[Collected data entries]
--- --- ---

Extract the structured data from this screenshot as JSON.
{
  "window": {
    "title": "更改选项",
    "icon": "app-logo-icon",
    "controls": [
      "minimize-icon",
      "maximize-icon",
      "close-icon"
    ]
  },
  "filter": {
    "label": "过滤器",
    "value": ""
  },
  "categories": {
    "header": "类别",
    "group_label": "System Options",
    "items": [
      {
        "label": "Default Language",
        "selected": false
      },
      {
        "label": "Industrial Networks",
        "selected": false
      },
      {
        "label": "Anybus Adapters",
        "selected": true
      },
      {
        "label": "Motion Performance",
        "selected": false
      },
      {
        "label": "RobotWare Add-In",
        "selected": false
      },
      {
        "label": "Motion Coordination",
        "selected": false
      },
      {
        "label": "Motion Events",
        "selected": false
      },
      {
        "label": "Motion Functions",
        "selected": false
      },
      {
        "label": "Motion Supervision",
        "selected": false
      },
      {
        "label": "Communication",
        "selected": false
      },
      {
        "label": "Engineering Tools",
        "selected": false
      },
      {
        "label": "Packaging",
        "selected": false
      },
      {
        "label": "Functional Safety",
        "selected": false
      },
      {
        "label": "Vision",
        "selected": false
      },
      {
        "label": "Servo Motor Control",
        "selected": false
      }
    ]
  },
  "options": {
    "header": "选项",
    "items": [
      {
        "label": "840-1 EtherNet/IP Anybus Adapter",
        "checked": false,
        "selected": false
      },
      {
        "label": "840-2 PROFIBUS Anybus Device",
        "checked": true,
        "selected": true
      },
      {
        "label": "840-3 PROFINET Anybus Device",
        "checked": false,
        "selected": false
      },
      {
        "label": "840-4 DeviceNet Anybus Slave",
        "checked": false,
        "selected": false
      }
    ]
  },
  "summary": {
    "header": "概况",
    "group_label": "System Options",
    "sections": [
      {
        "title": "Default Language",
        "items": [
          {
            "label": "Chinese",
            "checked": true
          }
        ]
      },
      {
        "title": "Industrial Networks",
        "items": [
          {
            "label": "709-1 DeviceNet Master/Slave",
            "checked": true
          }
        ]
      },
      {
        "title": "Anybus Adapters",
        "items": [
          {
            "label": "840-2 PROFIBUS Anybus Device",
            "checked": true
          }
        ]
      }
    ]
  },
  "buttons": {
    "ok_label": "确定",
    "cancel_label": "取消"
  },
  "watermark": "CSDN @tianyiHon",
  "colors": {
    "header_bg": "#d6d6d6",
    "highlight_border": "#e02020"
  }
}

--- --- ---

WORK INSTRUCTIONS: Every line in the data above that contains "Default" needs to be copied.

RESULT OF THE EXERCISE:
        "label": "Default Language",
        "title": "Default Language",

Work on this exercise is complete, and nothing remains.